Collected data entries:
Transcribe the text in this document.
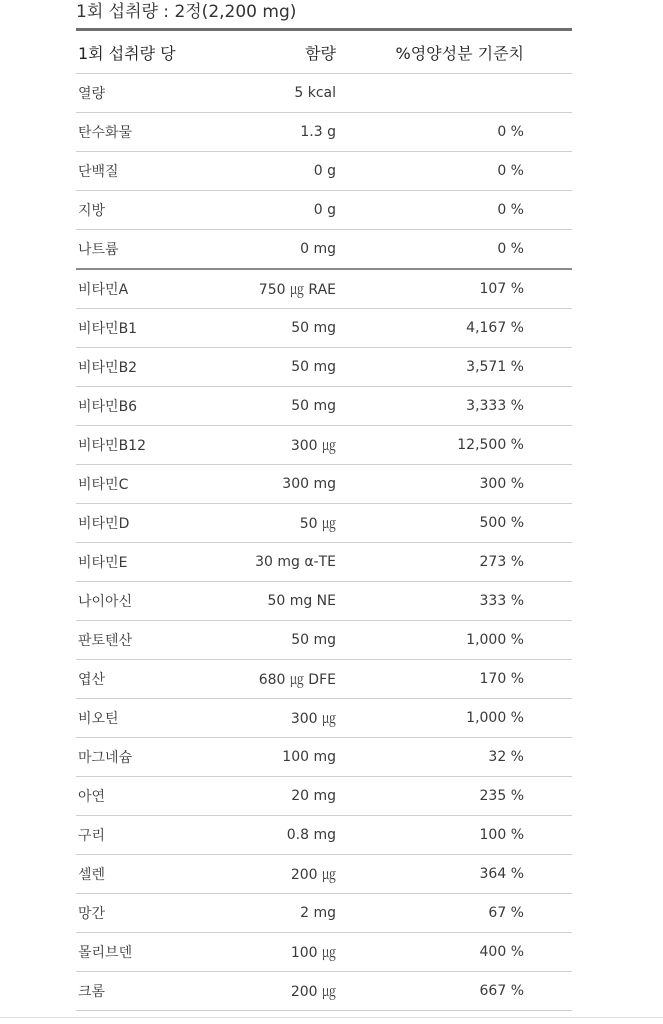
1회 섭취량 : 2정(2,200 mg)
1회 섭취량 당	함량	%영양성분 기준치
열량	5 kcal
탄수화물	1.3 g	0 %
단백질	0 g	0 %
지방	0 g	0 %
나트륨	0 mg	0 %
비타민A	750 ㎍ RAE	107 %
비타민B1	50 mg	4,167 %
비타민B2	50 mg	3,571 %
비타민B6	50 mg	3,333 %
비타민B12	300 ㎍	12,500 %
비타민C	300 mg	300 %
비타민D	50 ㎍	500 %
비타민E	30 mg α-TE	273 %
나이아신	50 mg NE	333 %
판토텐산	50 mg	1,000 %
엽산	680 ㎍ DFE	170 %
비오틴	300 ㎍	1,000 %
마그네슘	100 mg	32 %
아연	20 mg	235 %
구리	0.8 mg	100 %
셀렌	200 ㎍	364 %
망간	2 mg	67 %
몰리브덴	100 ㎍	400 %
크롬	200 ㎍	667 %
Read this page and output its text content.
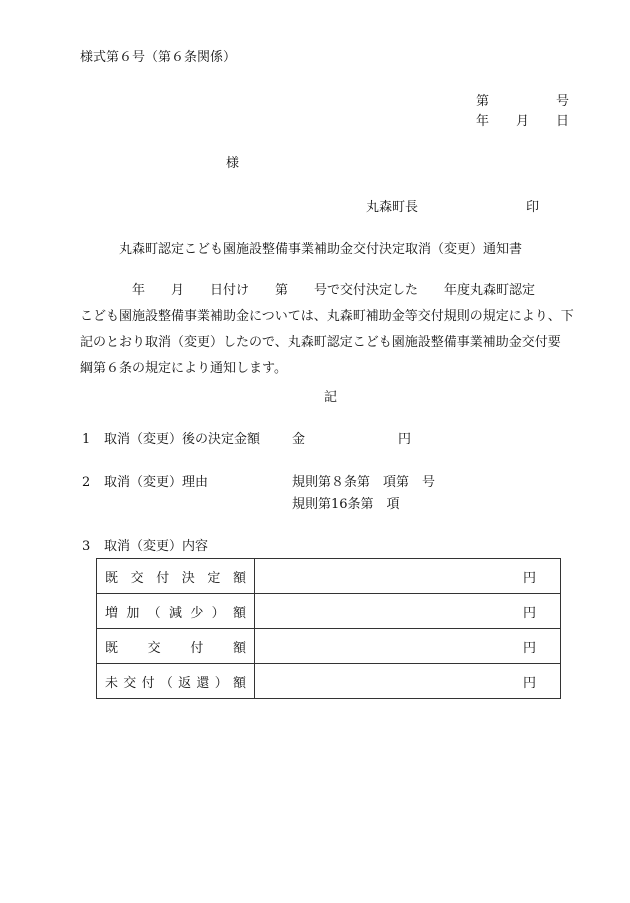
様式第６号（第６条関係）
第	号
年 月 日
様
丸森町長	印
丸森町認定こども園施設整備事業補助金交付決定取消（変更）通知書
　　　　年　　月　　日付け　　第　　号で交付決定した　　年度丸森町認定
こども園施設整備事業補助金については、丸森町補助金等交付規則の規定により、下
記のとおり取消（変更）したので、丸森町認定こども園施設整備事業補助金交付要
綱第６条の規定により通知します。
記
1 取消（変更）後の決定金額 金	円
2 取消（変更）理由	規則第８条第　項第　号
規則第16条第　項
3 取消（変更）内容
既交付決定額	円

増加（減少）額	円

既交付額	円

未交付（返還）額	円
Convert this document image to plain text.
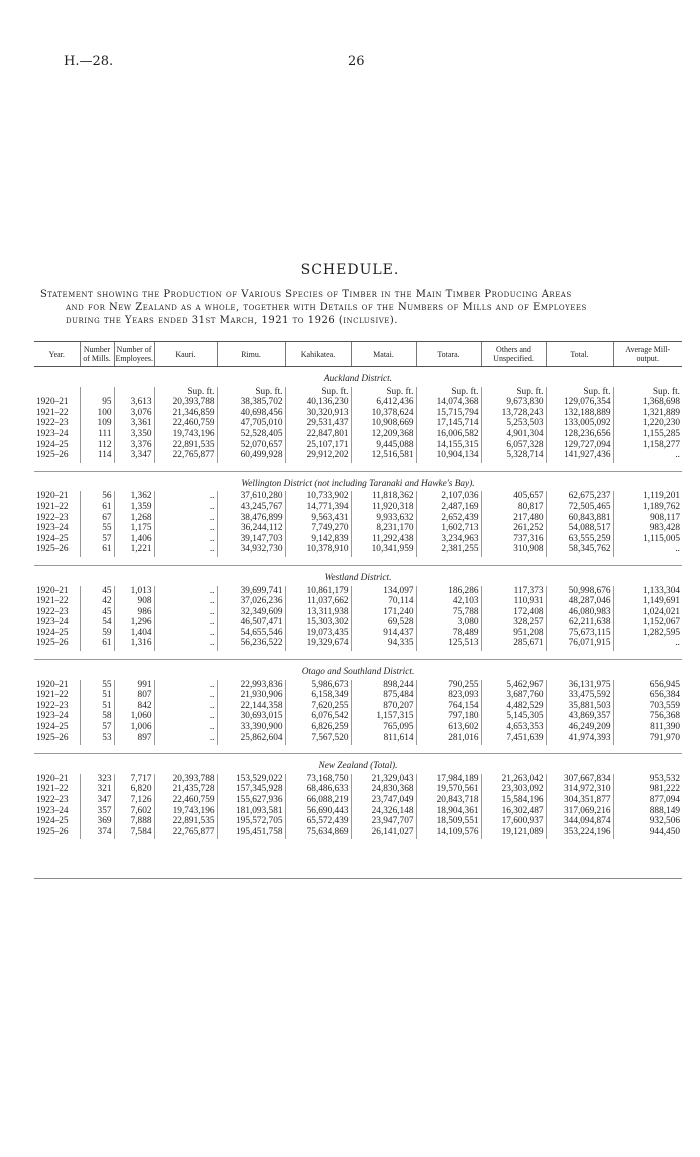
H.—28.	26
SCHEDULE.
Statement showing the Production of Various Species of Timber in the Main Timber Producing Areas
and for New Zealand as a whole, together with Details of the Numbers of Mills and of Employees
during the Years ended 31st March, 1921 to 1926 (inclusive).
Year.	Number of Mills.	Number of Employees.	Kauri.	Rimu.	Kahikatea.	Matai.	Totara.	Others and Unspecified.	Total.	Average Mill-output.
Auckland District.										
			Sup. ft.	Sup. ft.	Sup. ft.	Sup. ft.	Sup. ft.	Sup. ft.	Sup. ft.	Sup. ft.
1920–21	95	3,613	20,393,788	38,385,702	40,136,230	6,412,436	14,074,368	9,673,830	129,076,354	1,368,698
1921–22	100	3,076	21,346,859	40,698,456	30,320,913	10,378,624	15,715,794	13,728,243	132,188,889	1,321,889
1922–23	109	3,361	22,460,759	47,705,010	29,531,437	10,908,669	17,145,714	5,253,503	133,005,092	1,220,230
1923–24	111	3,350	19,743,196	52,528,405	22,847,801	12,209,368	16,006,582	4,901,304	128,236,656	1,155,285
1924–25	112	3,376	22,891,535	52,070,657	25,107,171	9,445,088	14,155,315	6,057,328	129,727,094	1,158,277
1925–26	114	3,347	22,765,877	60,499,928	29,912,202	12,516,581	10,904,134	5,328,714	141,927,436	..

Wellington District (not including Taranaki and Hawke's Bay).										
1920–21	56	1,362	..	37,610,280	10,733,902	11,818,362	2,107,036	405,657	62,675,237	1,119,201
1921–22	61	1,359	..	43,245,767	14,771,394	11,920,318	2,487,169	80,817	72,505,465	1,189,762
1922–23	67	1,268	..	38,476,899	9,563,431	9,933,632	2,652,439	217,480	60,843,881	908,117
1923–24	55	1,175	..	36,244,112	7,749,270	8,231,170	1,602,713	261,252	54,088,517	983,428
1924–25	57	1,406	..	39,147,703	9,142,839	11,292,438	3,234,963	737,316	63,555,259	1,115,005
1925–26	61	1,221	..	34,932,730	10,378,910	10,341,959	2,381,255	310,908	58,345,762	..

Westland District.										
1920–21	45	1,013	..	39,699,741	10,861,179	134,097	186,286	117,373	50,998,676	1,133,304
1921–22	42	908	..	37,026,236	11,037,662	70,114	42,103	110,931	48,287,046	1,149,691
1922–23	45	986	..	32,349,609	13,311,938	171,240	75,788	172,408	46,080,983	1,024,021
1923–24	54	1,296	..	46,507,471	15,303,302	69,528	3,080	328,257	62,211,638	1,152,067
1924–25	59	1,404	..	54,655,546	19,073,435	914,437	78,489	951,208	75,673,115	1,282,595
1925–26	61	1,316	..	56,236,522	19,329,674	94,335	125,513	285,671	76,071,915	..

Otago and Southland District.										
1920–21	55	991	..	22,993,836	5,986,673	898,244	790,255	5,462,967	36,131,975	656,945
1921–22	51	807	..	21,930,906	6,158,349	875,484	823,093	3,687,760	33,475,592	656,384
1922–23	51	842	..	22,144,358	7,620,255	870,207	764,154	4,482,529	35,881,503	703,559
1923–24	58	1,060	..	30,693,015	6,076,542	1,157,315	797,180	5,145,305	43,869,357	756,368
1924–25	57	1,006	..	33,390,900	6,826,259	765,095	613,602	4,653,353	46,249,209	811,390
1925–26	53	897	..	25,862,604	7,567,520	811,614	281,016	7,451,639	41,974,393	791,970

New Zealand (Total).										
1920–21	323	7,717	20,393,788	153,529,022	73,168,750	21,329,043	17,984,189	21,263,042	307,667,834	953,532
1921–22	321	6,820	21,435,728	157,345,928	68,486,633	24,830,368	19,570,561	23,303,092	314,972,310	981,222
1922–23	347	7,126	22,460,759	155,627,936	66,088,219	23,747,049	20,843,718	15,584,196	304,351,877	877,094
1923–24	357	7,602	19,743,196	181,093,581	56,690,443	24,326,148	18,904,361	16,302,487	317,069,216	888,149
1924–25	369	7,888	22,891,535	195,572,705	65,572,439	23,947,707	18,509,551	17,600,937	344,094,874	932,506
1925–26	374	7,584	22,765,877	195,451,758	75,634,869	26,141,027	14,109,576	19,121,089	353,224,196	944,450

*WHAT YOU NEED TO DO:* Select and copy every line of the material that holds the string "District".

*THE RESULT:*
Auckland District.										
Wellington District (not including Taranaki and Hawke's Bay).										
Westland District.										
Otago and Southland District.										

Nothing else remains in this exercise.